What the task requires:
Look through the lines below and extract each one that contains "type".

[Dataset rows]
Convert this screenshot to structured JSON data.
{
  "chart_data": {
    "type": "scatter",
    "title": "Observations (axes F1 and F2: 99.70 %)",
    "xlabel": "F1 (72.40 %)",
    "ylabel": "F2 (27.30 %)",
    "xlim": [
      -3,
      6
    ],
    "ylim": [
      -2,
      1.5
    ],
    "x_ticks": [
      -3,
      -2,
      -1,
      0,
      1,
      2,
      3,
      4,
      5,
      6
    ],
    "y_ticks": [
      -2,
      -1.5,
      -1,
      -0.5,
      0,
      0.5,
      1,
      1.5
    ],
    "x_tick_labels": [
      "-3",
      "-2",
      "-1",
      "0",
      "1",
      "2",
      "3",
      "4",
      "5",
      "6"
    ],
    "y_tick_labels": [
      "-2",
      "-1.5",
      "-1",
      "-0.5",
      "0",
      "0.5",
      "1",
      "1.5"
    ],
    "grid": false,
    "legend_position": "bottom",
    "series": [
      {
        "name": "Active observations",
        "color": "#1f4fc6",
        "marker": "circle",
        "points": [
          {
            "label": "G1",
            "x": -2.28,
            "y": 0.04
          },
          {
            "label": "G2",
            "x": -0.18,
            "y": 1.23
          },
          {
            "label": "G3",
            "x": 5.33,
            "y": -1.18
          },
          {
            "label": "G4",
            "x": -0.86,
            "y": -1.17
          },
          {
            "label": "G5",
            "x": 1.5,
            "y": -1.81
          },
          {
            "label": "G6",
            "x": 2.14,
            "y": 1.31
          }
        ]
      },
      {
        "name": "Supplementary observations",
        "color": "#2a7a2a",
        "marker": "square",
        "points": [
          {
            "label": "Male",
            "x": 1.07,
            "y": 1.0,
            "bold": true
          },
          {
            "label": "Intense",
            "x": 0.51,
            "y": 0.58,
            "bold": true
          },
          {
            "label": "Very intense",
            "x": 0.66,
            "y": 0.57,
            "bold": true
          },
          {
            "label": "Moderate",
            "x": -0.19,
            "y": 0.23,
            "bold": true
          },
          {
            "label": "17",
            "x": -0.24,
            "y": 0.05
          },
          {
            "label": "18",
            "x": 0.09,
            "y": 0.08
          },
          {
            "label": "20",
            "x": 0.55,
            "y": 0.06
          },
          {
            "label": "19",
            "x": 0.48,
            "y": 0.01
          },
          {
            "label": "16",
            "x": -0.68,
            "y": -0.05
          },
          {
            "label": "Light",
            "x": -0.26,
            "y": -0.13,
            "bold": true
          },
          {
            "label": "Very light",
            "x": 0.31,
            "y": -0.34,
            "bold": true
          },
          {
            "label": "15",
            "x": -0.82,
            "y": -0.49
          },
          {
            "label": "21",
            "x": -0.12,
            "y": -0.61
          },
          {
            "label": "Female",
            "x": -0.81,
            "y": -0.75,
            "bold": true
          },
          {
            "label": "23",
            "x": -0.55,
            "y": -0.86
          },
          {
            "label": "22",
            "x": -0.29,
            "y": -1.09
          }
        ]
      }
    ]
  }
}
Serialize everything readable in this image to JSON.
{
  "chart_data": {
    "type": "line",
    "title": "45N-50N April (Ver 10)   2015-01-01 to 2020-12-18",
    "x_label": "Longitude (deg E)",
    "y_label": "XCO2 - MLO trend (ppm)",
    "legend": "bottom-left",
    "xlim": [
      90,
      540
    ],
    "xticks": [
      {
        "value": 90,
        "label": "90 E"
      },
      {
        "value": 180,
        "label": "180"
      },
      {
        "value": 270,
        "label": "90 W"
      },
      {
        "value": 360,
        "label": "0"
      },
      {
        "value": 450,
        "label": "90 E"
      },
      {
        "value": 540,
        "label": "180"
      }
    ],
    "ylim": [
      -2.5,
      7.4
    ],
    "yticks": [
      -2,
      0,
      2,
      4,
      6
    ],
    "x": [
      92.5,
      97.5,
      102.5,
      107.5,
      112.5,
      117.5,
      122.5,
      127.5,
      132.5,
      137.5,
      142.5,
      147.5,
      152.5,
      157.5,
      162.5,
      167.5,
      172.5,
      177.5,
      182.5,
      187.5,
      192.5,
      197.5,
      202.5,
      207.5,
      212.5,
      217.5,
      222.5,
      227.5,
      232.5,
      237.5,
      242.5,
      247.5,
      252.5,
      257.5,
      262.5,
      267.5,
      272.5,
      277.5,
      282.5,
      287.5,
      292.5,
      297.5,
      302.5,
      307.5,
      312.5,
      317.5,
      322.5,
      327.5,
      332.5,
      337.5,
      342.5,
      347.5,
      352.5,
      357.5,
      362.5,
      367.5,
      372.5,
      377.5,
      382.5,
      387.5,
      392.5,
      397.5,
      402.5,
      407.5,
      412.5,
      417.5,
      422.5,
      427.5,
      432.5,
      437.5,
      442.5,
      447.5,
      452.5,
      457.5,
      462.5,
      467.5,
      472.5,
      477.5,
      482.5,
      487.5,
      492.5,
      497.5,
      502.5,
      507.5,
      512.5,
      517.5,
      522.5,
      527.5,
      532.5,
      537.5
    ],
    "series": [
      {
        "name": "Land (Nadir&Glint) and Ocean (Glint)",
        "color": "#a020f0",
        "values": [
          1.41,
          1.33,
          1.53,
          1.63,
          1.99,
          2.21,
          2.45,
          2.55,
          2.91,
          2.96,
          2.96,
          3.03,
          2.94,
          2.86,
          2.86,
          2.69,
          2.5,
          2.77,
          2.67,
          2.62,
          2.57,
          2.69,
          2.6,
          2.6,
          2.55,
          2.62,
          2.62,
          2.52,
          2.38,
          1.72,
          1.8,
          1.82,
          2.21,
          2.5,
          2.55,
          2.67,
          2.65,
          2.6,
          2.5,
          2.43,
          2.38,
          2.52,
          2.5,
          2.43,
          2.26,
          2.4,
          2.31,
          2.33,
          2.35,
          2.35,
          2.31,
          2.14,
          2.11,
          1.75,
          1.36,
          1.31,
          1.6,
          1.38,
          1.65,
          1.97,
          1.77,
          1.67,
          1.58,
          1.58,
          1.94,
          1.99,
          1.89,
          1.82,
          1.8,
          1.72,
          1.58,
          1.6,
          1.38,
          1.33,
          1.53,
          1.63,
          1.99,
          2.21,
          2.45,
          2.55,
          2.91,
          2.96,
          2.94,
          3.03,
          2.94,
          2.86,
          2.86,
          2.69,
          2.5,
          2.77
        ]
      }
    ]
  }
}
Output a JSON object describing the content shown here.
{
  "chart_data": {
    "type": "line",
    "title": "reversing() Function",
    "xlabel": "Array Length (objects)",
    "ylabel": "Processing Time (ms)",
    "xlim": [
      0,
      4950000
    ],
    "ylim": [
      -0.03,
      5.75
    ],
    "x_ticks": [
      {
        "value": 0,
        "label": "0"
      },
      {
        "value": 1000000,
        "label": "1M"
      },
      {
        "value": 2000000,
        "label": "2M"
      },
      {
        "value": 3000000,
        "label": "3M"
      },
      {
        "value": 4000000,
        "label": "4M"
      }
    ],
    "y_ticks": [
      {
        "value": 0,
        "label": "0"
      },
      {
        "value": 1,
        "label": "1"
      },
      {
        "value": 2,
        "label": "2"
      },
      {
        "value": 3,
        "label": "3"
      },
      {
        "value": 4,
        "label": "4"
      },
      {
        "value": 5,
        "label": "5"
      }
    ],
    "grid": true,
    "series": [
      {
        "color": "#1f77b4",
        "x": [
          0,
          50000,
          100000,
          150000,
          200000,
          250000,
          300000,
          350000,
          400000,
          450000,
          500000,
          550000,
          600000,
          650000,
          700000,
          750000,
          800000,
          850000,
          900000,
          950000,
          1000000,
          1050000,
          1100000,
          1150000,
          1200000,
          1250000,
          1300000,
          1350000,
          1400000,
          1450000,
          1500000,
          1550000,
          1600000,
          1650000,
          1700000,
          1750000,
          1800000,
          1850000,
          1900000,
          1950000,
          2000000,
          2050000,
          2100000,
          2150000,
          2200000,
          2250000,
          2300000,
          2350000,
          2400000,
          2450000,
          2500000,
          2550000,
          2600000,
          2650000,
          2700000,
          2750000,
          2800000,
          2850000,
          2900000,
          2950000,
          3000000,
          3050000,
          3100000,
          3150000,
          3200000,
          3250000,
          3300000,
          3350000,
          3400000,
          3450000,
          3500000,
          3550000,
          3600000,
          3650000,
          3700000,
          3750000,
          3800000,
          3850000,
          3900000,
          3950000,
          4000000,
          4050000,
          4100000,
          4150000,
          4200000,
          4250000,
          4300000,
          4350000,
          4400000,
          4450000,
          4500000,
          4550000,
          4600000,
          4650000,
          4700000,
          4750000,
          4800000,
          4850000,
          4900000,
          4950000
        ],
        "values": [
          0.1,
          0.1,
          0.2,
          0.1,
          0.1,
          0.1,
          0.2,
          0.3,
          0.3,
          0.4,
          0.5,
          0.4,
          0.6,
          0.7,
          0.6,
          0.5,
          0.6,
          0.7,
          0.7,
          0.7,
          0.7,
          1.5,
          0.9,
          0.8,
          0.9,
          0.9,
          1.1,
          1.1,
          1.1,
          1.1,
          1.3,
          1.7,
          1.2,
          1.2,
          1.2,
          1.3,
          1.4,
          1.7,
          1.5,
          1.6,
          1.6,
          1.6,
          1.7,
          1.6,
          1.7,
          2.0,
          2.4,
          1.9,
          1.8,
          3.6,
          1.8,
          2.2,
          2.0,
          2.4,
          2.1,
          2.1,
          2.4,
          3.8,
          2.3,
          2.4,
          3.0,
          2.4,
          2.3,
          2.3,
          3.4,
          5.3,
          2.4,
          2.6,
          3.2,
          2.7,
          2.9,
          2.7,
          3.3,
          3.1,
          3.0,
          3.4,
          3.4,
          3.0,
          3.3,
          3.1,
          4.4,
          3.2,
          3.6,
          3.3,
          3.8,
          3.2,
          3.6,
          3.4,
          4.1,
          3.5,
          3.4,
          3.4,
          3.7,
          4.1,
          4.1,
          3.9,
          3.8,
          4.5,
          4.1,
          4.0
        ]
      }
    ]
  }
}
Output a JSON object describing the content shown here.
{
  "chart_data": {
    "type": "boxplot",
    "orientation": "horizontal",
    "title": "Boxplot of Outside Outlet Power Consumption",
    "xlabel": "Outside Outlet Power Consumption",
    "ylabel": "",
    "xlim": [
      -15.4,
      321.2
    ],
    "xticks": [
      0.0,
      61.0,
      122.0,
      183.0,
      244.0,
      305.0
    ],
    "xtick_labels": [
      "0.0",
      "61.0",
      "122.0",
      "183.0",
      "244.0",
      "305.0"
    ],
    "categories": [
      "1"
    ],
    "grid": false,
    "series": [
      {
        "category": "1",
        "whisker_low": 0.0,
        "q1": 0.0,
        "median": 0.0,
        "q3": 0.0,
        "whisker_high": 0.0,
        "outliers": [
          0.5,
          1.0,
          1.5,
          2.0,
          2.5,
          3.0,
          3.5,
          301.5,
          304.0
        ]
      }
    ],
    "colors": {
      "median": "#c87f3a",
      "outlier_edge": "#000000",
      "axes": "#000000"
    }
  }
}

Task output:
    "type": "scatter",
    "type": "line",
    "type": "line",
    "type": "boxplot",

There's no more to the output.